Stated goal:
Reproduce the records below in full and without edits, omitting images.
++++ Dataset
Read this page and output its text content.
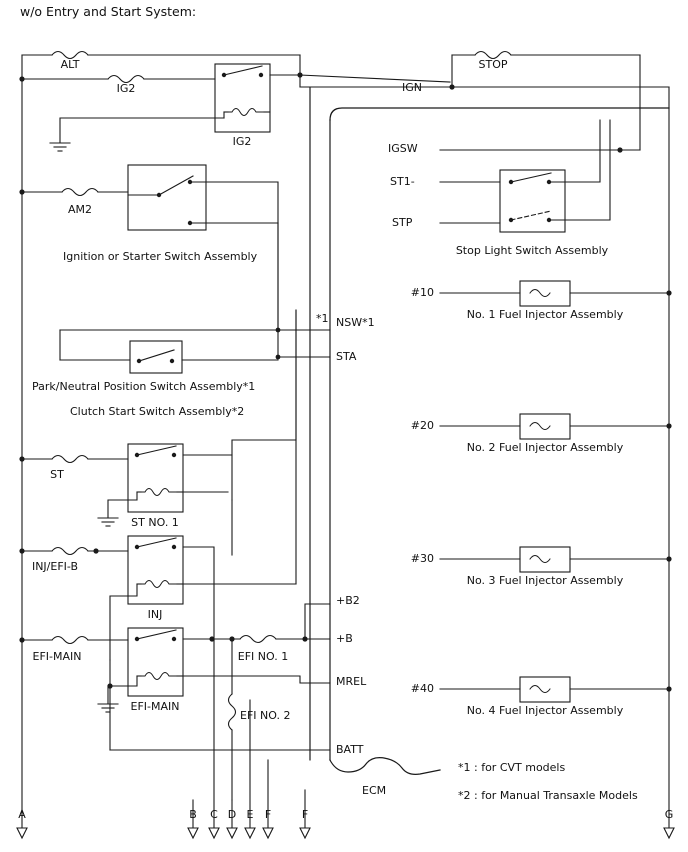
w/o Entry and Start System:
ALT
IG2
IG2
STOP
IGN
AM2
Ignition or Starter Switch Assembly
IGSW
ST1-
STP
Stop Light Switch Assembly
*1 NSW*1
STA
Park/Neutral Position Switch Assembly*1
Clutch Start Switch Assembly*2
ST
ST NO. 1
INJ/EFI-B
INJ
EFI-MAIN
EFI-MAIN
EFI NO. 1
EFI NO. 2
+B2
+B
MREL
BATT
#10
#20
#30
#40
No. 1 Fuel Injector Assembly
No. 2 Fuel Injector Assembly
No. 3 Fuel Injector Assembly
No. 4 Fuel Injector Assembly
ECM
*1 : for CVT models
*2 : for Manual Transaxle Models
A	B C D E F	F	G
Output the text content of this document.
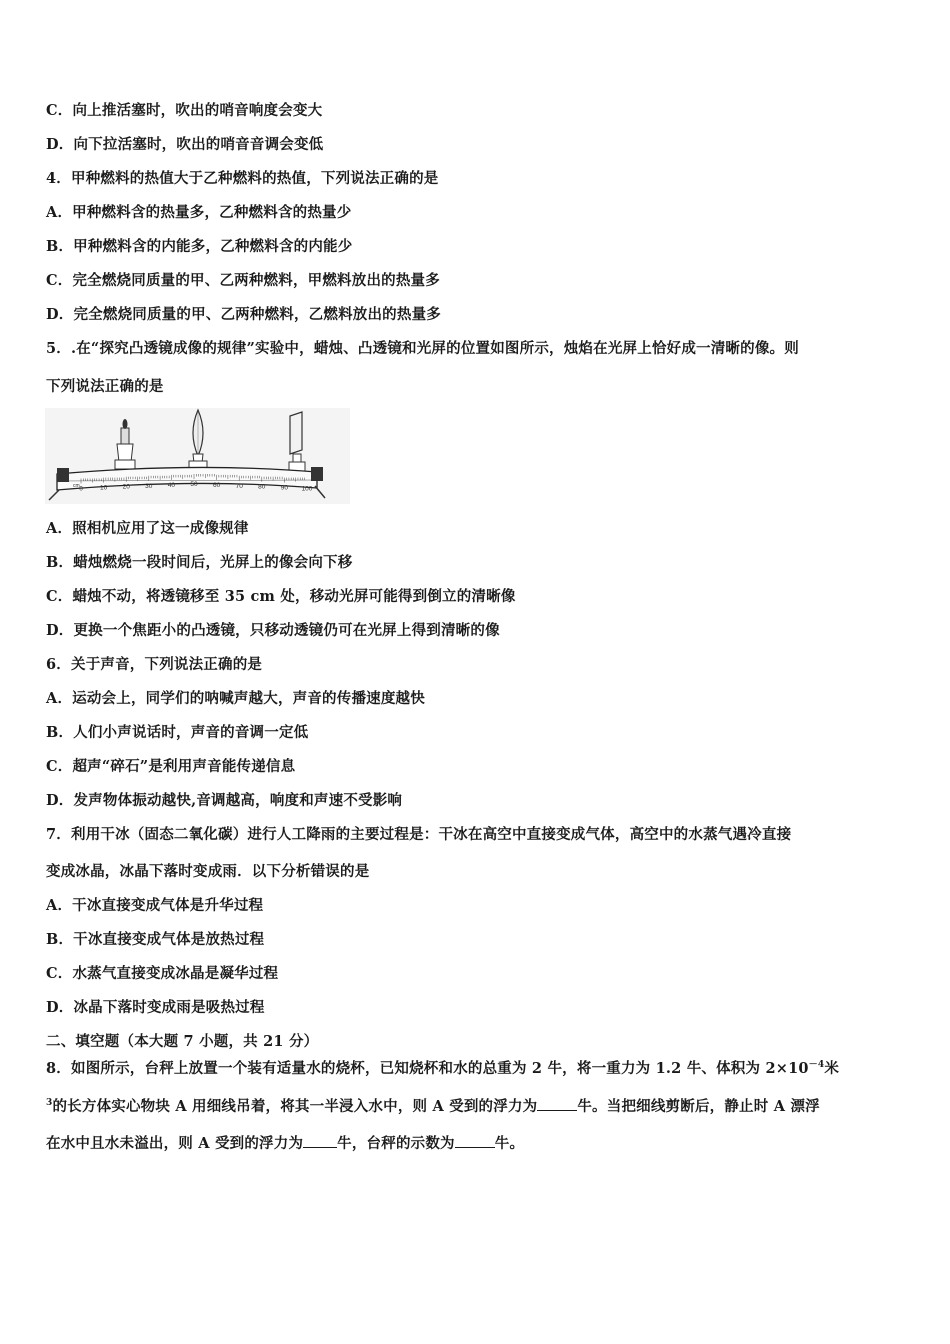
C．向上推活塞时，吹出的哨音响度会变大
D．向下拉活塞时，吹出的哨音音调会变低
4．甲种燃料的热值大于乙种燃料的热值，下列说法正确的是
A．甲种燃料含的热量多，乙种燃料含的热量少
B．甲种燃料含的内能多，乙种燃料含的内能少
C．完全燃烧同质量的甲、乙两种燃料，甲燃料放出的热量多
D．完全燃烧同质量的甲、乙两种燃料，乙燃料放出的热量多
5．.在“探究凸透镜成像的规律”实验中，蜡烛、凸透镜和光屏的位置如图所示，烛焰在光屏上恰好成一清晰的像。则
下列说法正确的是
cm 0	10 20 30 40 50 60 70 80 90 100
A．照相机应用了这一成像规律
B．蜡烛燃烧一段时间后，光屏上的像会向下移
C．蜡烛不动，将透镜移至 35 cm 处，移动光屏可能得到倒立的清晰像
D．更换一个焦距小的凸透镜，只移动透镜仍可在光屏上得到清晰的像
6．关于声音，下列说法正确的是
A．运动会上，同学们的呐喊声越大，声音的传播速度越快
B．人们小声说话时，声音的音调一定低
C．超声“碎石”是利用声音能传递信息
D．发声物体振动越快,音调越高，响度和声速不受影响
7．利用干冰（固态二氧化碳）进行人工降雨的主要过程是：干冰在高空中直接变成气体，高空中的水蒸气遇冷直接
变成冰晶，冰晶下落时变成雨．以下分析错误的是
A．干冰直接变成气体是升华过程
B．干冰直接变成气体是放热过程
C．水蒸气直接变成冰晶是凝华过程
D．冰晶下落时变成雨是吸热过程
二、填空题（本大题 7 小题，共 21 分）
8．如图所示，台秤上放置一个装有适量水的烧杯，已知烧杯和水的总重为 2 牛，将一重力为 1.2 牛、体积为 $2\times 10^{-4}$米
$^3$的长方体实心物块 A 用细线吊着，将其一半浸入水中，则 A 受到的浮力为	牛。当把细线剪断后，静止时 A 漂浮
在水中且水未溢出，则 A 受到的浮力为 牛，台秤的示数为	牛。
++++++++
Solution:
Read this page and output its text content.
w/o Entry and Start System:
ALT
IG2
IG2
STOP
IGN
AM2
Ignition or Starter Switch Assembly
IGSW
ST1-
STP
Stop Light Switch Assembly
*1 NSW*1
STA
Park/Neutral Position Switch Assembly*1
Clutch Start Switch Assembly*2
ST
ST NO. 1
INJ/EFI-B
INJ
EFI-MAIN
EFI-MAIN
EFI NO. 1
EFI NO. 2
+B2
+B
MREL
BATT
#10
#20
#30
#40
No. 1 Fuel Injector Assembly
No. 2 Fuel Injector Assembly
No. 3 Fuel Injector Assembly
No. 4 Fuel Injector Assembly
ECM
*1 : for CVT models
*2 : for Manual Transaxle Models
A	B C D E F	F	G
Output the text content of this document.
C．向上推活塞时，吹出的哨音响度会变大
D．向下拉活塞时，吹出的哨音音调会变低
4．甲种燃料的热值大于乙种燃料的热值，下列说法正确的是
A．甲种燃料含的热量多，乙种燃料含的热量少
B．甲种燃料含的内能多，乙种燃料含的内能少
C．完全燃烧同质量的甲、乙两种燃料，甲燃料放出的热量多
D．完全燃烧同质量的甲、乙两种燃料，乙燃料放出的热量多
5．.在“探究凸透镜成像的规律”实验中，蜡烛、凸透镜和光屏的位置如图所示，烛焰在光屏上恰好成一清晰的像。则
下列说法正确的是
cm 0	10 20 30 40 50 60 70 80 90 100
A．照相机应用了这一成像规律
B．蜡烛燃烧一段时间后，光屏上的像会向下移
C．蜡烛不动，将透镜移至 35 cm 处，移动光屏可能得到倒立的清晰像
D．更换一个焦距小的凸透镜，只移动透镜仍可在光屏上得到清晰的像
6．关于声音，下列说法正确的是
A．运动会上，同学们的呐喊声越大，声音的传播速度越快
B．人们小声说话时，声音的音调一定低
C．超声“碎石”是利用声音能传递信息
D．发声物体振动越快,音调越高，响度和声速不受影响
7．利用干冰（固态二氧化碳）进行人工降雨的主要过程是：干冰在高空中直接变成气体，高空中的水蒸气遇冷直接
变成冰晶，冰晶下落时变成雨．以下分析错误的是
A．干冰直接变成气体是升华过程
B．干冰直接变成气体是放热过程
C．水蒸气直接变成冰晶是凝华过程
D．冰晶下落时变成雨是吸热过程
二、填空题（本大题 7 小题，共 21 分）
8．如图所示，台秤上放置一个装有适量水的烧杯，已知烧杯和水的总重为 2 牛，将一重力为 1.2 牛、体积为 $2\times 10^{-4}$米
$^3$的长方体实心物块 A 用细线吊着，将其一半浸入水中，则 A 受到的浮力为	牛。当把细线剪断后，静止时 A 漂浮
在水中且水未溢出，则 A 受到的浮力为 牛，台秤的示数为	牛。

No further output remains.